What the task requires: Print all the records exactly, please.

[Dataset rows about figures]

====================

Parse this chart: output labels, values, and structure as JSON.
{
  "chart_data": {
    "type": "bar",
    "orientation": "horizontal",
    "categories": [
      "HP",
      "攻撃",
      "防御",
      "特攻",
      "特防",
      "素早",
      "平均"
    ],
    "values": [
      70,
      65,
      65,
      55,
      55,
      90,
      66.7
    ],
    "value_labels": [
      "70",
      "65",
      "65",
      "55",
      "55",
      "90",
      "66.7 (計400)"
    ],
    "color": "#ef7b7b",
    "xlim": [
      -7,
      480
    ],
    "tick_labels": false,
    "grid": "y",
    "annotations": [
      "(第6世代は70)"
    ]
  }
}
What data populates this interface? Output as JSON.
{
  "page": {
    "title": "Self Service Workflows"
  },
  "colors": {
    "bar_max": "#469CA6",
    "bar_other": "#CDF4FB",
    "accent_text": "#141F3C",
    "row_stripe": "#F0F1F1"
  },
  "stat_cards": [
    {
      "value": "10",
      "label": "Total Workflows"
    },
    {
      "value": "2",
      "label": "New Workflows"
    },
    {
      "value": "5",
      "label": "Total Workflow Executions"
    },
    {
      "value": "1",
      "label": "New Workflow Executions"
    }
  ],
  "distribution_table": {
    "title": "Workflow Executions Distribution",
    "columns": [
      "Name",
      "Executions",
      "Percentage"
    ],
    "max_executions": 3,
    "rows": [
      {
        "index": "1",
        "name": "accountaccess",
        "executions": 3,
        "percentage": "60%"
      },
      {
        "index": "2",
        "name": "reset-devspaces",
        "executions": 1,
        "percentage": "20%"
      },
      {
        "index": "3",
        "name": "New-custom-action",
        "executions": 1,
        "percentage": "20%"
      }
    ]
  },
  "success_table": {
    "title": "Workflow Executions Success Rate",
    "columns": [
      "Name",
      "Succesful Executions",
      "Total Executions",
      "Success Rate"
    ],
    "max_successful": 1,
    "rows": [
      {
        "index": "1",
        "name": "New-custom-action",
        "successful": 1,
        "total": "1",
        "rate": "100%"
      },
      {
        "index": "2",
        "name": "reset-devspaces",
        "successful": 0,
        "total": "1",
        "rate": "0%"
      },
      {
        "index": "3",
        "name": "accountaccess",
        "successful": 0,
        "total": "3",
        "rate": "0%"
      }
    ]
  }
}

====================

Response to this task:
Parse this chart: output labels, values, and structure as JSON.
{
  "chart_data": {
    "type": "bar",
    "orientation": "horizontal",
    "categories": [
      "HP",
      "攻撃",
      "防御",
      "特攻",
      "特防",
      "素早",
      "平均"
    ],
    "values": [
      70,
      65,
      65,
      55,
      55,
      90,
      66.7
    ],
    "value_labels": [
      "70",
      "65",
      "65",
      "55",
      "55",
      "90",
      "66.7 (計400)"
    ],
    "color": "#ef7b7b",
    "xlim": [
      -7,
      480
    ],
    "tick_labels": false,
    "grid": "y",
    "annotations": [
      "(第6世代は70)"
    ]
  }
}
What data populates this interface? Output as JSON.
{
  "page": {
    "title": "Self Service Workflows"
  },
  "colors": {
    "bar_max": "#469CA6",
    "bar_other": "#CDF4FB",
    "accent_text": "#141F3C",
    "row_stripe": "#F0F1F1"
  },
  "stat_cards": [
    {
      "value": "10",
      "label": "Total Workflows"
    },
    {
      "value": "2",
      "label": "New Workflows"
    },
    {
      "value": "5",
      "label": "Total Workflow Executions"
    },
    {
      "value": "1",
      "label": "New Workflow Executions"
    }
  ],
  "distribution_table": {
    "title": "Workflow Executions Distribution",
    "columns": [
      "Name",
      "Executions",
      "Percentage"
    ],
    "max_executions": 3,
    "rows": [
      {
        "index": "1",
        "name": "accountaccess",
        "executions": 3,
        "percentage": "60%"
      },
      {
        "index": "2",
        "name": "reset-devspaces",
        "executions": 1,
        "percentage": "20%"
      },
      {
        "index": "3",
        "name": "New-custom-action",
        "executions": 1,
        "percentage": "20%"
      }
    ]
  },
  "success_table": {
    "title": "Workflow Executions Success Rate",
    "columns": [
      "Name",
      "Succesful Executions",
      "Total Executions",
      "Success Rate"
    ],
    "max_successful": 1,
    "rows": [
      {
        "index": "1",
        "name": "New-custom-action",
        "successful": 1,
        "total": "1",
        "rate": "100%"
      },
      {
        "index": "2",
        "name": "reset-devspaces",
        "successful": 0,
        "total": "1",
        "rate": "0%"
      },
      {
        "index": "3",
        "name": "accountaccess",
        "successful": 0,
        "total": "3",
        "rate": "0%"
      }
    ]
  }
}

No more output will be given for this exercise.